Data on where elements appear

------------------------------------------------

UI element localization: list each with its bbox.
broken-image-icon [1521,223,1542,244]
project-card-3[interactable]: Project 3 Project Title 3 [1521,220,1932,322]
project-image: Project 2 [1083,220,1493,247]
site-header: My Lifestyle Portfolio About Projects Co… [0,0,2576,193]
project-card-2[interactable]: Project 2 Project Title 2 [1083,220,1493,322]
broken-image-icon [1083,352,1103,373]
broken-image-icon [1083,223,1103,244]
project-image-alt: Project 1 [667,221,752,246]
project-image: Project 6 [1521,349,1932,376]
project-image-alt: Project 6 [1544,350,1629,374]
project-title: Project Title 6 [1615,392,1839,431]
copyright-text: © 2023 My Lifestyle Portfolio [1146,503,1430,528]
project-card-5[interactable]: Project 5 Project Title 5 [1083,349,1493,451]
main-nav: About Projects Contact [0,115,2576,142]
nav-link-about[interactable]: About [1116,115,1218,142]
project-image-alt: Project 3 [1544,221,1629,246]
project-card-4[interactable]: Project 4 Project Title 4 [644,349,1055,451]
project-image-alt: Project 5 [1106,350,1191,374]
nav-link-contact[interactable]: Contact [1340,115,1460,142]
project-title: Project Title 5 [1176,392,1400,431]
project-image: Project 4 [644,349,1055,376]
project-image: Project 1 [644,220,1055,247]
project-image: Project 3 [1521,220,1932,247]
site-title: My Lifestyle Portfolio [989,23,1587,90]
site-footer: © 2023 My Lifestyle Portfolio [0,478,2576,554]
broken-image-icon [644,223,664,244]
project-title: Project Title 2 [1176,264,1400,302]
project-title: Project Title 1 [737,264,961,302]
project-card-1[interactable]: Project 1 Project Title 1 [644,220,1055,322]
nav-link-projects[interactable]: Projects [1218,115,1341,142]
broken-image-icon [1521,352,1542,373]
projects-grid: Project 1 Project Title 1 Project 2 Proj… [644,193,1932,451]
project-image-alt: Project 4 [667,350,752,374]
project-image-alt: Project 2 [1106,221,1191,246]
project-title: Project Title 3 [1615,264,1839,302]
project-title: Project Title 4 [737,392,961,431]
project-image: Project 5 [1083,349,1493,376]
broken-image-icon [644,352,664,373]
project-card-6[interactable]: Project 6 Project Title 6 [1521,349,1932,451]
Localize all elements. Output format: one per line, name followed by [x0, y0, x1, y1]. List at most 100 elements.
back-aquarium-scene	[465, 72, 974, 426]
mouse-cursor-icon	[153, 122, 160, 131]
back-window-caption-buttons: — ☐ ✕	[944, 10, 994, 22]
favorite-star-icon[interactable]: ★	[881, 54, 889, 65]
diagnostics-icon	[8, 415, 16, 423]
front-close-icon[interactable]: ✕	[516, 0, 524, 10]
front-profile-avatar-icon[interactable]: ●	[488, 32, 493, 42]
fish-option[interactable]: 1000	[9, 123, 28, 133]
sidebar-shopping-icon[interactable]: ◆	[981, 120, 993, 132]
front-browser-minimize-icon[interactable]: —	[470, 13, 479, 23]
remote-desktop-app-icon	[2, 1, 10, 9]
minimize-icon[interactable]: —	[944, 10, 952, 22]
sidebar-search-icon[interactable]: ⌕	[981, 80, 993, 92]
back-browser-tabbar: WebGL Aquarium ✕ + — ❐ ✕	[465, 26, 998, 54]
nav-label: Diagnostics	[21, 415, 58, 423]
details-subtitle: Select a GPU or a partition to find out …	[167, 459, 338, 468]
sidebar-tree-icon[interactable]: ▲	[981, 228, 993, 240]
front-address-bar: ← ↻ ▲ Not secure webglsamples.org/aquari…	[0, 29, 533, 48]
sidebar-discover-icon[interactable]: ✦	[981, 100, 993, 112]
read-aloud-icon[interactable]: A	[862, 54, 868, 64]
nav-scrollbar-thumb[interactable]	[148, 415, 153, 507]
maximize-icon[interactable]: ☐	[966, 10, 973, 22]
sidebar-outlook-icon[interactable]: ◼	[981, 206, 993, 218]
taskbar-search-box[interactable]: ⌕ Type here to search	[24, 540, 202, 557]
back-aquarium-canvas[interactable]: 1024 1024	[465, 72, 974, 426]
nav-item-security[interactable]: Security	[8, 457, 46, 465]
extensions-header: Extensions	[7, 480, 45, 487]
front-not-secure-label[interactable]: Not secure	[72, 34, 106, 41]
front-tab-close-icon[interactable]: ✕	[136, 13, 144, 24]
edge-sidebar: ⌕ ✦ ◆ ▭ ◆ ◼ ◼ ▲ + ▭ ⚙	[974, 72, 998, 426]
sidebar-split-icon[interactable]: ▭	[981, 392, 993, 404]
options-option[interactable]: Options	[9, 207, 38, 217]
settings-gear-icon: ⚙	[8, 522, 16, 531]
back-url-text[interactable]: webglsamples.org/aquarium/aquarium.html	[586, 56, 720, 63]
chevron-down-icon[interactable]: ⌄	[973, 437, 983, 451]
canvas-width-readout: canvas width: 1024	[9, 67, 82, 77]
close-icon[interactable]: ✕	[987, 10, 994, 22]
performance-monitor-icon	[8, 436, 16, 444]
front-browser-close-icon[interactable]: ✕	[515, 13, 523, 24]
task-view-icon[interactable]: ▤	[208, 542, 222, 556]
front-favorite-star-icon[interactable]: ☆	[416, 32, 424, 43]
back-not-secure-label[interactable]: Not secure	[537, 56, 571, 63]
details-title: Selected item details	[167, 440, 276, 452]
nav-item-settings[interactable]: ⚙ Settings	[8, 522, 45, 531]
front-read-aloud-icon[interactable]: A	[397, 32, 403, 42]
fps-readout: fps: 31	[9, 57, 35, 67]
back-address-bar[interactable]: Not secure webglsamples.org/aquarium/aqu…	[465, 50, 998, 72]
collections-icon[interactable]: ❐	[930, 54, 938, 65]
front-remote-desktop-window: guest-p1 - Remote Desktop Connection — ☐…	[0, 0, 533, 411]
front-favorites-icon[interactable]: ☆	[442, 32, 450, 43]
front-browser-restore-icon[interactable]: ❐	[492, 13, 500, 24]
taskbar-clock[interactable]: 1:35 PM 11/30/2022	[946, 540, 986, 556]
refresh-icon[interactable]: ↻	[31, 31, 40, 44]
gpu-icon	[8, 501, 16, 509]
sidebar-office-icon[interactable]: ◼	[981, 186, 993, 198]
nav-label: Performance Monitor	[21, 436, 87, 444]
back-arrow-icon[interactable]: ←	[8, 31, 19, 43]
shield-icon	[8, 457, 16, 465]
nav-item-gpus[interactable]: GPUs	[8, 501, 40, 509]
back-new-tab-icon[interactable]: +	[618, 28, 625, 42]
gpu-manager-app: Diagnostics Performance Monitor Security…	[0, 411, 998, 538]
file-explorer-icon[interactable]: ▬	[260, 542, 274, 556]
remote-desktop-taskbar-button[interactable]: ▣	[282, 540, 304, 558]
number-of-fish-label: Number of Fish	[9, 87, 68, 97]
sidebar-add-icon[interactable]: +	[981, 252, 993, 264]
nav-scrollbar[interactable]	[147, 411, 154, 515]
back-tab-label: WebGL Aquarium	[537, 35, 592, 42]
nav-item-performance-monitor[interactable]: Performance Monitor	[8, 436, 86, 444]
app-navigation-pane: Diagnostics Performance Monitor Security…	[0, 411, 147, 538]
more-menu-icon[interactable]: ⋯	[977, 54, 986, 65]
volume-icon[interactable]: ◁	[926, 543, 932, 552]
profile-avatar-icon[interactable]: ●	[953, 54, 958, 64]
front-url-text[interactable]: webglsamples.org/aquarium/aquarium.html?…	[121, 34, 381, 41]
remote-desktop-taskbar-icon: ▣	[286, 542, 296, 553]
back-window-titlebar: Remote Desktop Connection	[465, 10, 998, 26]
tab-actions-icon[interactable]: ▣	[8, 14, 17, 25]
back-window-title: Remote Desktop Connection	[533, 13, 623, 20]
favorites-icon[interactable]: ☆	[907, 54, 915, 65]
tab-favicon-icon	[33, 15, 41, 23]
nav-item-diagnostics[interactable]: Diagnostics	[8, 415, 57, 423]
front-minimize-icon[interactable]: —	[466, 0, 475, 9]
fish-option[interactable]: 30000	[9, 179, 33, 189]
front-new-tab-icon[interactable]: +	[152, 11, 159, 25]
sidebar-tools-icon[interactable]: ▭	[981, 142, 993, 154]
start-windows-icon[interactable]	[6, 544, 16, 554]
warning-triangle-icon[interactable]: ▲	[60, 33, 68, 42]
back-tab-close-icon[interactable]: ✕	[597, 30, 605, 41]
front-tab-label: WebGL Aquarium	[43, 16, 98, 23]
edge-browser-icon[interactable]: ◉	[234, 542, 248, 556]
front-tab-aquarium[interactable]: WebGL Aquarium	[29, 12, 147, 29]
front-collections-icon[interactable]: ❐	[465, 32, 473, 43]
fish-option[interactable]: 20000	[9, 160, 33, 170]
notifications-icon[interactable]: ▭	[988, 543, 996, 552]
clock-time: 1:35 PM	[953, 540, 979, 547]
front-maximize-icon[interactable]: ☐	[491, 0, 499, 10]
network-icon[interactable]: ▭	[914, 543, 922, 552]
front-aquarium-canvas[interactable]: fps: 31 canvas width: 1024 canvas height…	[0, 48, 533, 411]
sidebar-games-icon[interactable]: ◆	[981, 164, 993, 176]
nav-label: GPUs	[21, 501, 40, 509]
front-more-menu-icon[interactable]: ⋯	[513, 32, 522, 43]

------------------------------------------------

Copy the data from its first line through the line containing "122, 160, 131]", keeping every line unchanged.

▸ FINAL RESULT:
UI element localization: list each with its bbox.
broken-image-icon [1521,223,1542,244]
project-card-3[interactable]: Project 3 Project Title 3 [1521,220,1932,322]
project-image: Project 2 [1083,220,1493,247]
site-header: My Lifestyle Portfolio About Projects Co… [0,0,2576,193]
project-card-2[interactable]: Project 2 Project Title 2 [1083,220,1493,322]
broken-image-icon [1083,352,1103,373]
broken-image-icon [1083,223,1103,244]
project-image-alt: Project 1 [667,221,752,246]
project-image: Project 6 [1521,349,1932,376]
project-image-alt: Project 6 [1544,350,1629,374]
project-title: Project Title 6 [1615,392,1839,431]
copyright-text: © 2023 My Lifestyle Portfolio [1146,503,1430,528]
project-card-5[interactable]: Project 5 Project Title 5 [1083,349,1493,451]
main-nav: About Projects Contact [0,115,2576,142]
nav-link-about[interactable]: About [1116,115,1218,142]
project-image-alt: Project 3 [1544,221,1629,246]
project-card-4[interactable]: Project 4 Project Title 4 [644,349,1055,451]
project-image-alt: Project 5 [1106,350,1191,374]
nav-link-contact[interactable]: Contact [1340,115,1460,142]
project-title: Project Title 5 [1176,392,1400,431]
project-image: Project 4 [644,349,1055,376]
project-image: Project 1 [644,220,1055,247]
project-image: Project 3 [1521,220,1932,247]
site-title: My Lifestyle Portfolio [989,23,1587,90]
site-footer: © 2023 My Lifestyle Portfolio [0,478,2576,554]
broken-image-icon [644,223,664,244]
project-title: Project Title 2 [1176,264,1400,302]
project-title: Project Title 1 [737,264,961,302]
project-card-1[interactable]: Project 1 Project Title 1 [644,220,1055,322]
nav-link-projects[interactable]: Projects [1218,115,1341,142]
broken-image-icon [1521,352,1542,373]
projects-grid: Project 1 Project Title 1 Project 2 Proj… [644,193,1932,451]
project-image-alt: Project 4 [667,350,752,374]
project-image-alt: Project 2 [1106,221,1191,246]
project-title: Project Title 3 [1615,264,1839,302]
project-title: Project Title 4 [737,392,961,431]
project-image: Project 5 [1083,349,1493,376]
broken-image-icon [644,352,664,373]
project-card-6[interactable]: Project 6 Project Title 6 [1521,349,1932,451]
Localize all elements. Output format: one per line, name followed by [x0, y0, x1, y1]. List at most 100 elements.
back-aquarium-scene	[465, 72, 974, 426]
mouse-cursor-icon	[153, 122, 160, 131]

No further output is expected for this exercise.